--- Start of Extracted information ---

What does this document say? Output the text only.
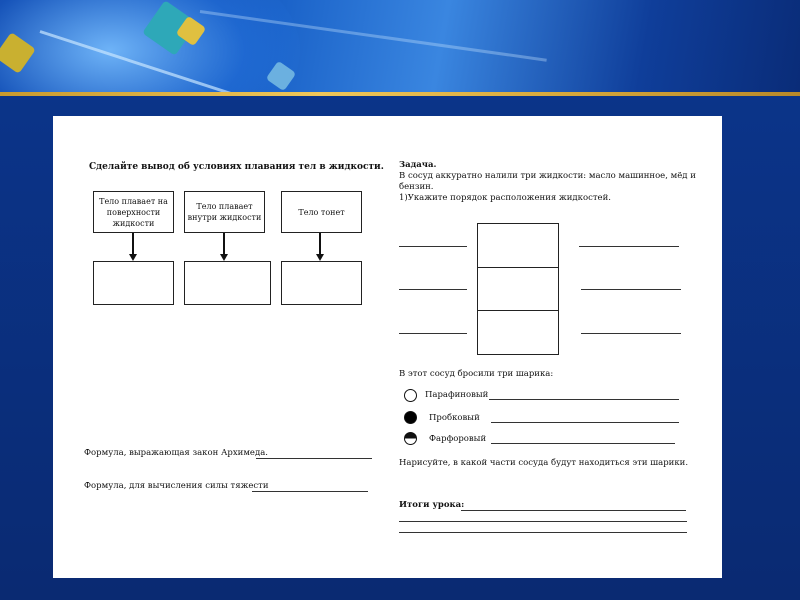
Сделайте вывод об условиях плавания тел в жидкости.
Тело плавает на поверхности жидкости
Тело плавает внутри жидкости
Тело тонет
Формула, выражающая закон Архимеда.
Формула, для вычисления силы тяжести
Задача.
В сосуд аккуратно налили три жидкости: масло машинное, мёд и
бензин.
1)Укажите порядок расположения жидкостей.
В этот сосуд бросили три шарика:
Парафиновый
Пробковый
Фарфоровый
Нарисуйте, в какой части сосуда будут находиться эти шарики.
Итоги урока:
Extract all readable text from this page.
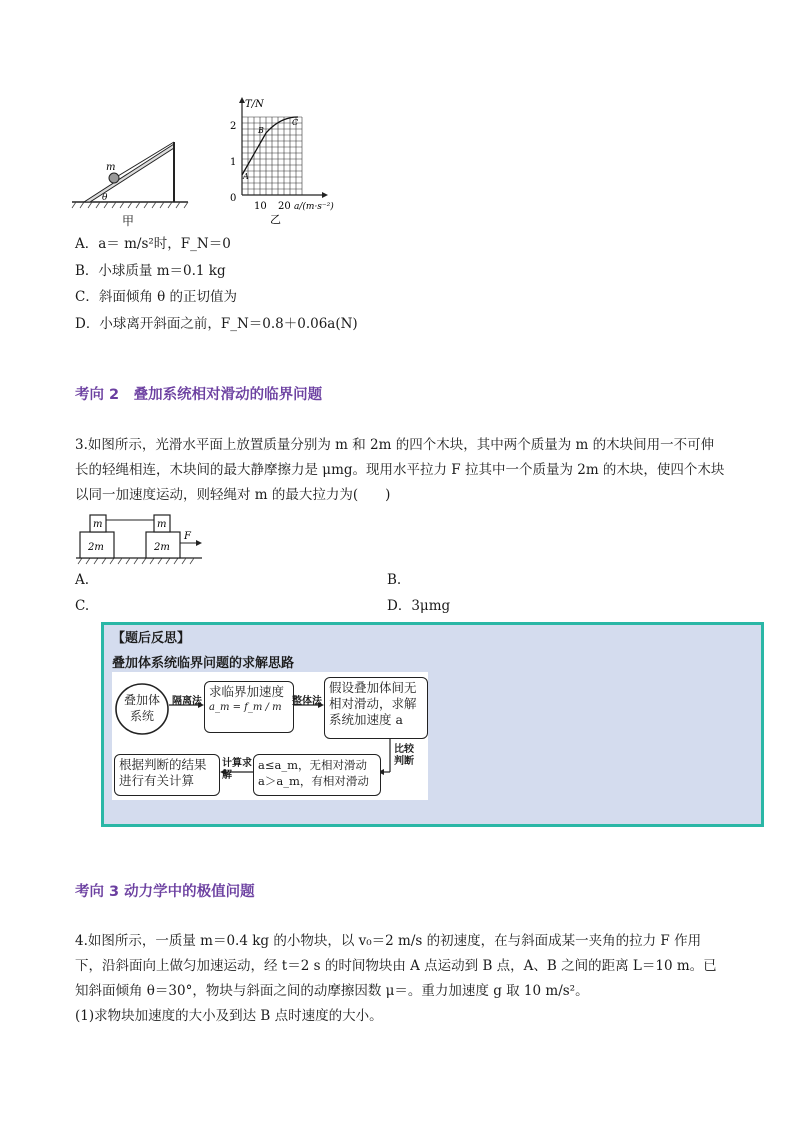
m
θ
甲
T/N
2
1
0
10 20 a/(m·s⁻²)
A
B
C
乙
A．a＝ m/s²时，F_N＝0
B．小球质量 m＝0.1 kg
C．斜面倾角 θ 的正切值为
D．小球离开斜面之前，F_N＝0.8＋0.06a(N)
考向 2　叠加系统相对滑动的临界问题
3.如图所示，光滑水平面上放置质量分别为 m 和 2m 的四个木块，其中两个质量为 m 的木块间用一不可伸长的轻绳相连，木块间的最大静摩擦力是 μmg。现用水平拉力 F 拉其中一个质量为 2m 的木块，使四个木块以同一加速度运动，则轻绳对 m 的最大拉力为(　　)
m	m
2m	2m
F
A.	B.
C.	D．3μmg
【题后反思】
叠加体系统临界问题的求解思路
叠加体系统
隔离法
求临界加速度
a_m = f_m / m
整体法
假设叠加体间无相对滑动，求解系统加速度 a
比较判断
a≤a_m，无相对滑动
a＞a_m，有相对滑动
计算求解
根据判断的结果进行有关计算
考向 3 动力学中的极值问题
4.如图所示，一质量 m＝0.4 kg 的小物块，以 v₀＝2 m/s 的初速度，在与斜面成某一夹角的拉力 F 作用下，沿斜面向上做匀加速运动，经 t＝2 s 的时间物块由 A 点运动到 B 点，A、B 之间的距离 L＝10 m。已知斜面倾角 θ＝30°，物块与斜面之间的动摩擦因数 μ＝。重力加速度 g 取 10 m/s²。
(1)求物块加速度的大小及到达 B 点时速度的大小。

--- End of Extracted information ---

The exercise | Repeat all of the data above word for word, minus the pictures.

Output of the task |
What does this document say? Output the text only.
Сделайте вывод об условиях плавания тел в жидкости.
Тело плавает на поверхности жидкости
Тело плавает внутри жидкости
Тело тонет
Формула, выражающая закон Архимеда.
Формула, для вычисления силы тяжести
Задача.
В сосуд аккуратно налили три жидкости: масло машинное, мёд и
бензин.
1)Укажите порядок расположения жидкостей.
В этот сосуд бросили три шарика:
Парафиновый
Пробковый
Фарфоровый
Нарисуйте, в какой части сосуда будут находиться эти шарики.
Итоги урока:
Extract all readable text from this page.
m
θ
甲
T/N
2
1
0
10 20 a/(m·s⁻²)
A
B
C
乙
A．a＝ m/s²时，F_N＝0
B．小球质量 m＝0.1 kg
C．斜面倾角 θ 的正切值为
D．小球离开斜面之前，F_N＝0.8＋0.06a(N)
考向 2　叠加系统相对滑动的临界问题
3.如图所示，光滑水平面上放置质量分别为 m 和 2m 的四个木块，其中两个质量为 m 的木块间用一不可伸长的轻绳相连，木块间的最大静摩擦力是 μmg。现用水平拉力 F 拉其中一个质量为 2m 的木块，使四个木块以同一加速度运动，则轻绳对 m 的最大拉力为(　　)
m	m
2m	2m
F
A.	B.
C.	D．3μmg
【题后反思】
叠加体系统临界问题的求解思路
叠加体系统
隔离法
求临界加速度
a_m = f_m / m
整体法
假设叠加体间无相对滑动，求解系统加速度 a
比较判断
a≤a_m，无相对滑动
a＞a_m，有相对滑动
计算求解
根据判断的结果进行有关计算
考向 3 动力学中的极值问题
4.如图所示，一质量 m＝0.4 kg 的小物块，以 v₀＝2 m/s 的初速度，在与斜面成某一夹角的拉力 F 作用下，沿斜面向上做匀加速运动，经 t＝2 s 的时间物块由 A 点运动到 B 点，A、B 之间的距离 L＝10 m。已知斜面倾角 θ＝30°，物块与斜面之间的动摩擦因数 μ＝。重力加速度 g 取 10 m/s²。
(1)求物块加速度的大小及到达 B 点时速度的大小。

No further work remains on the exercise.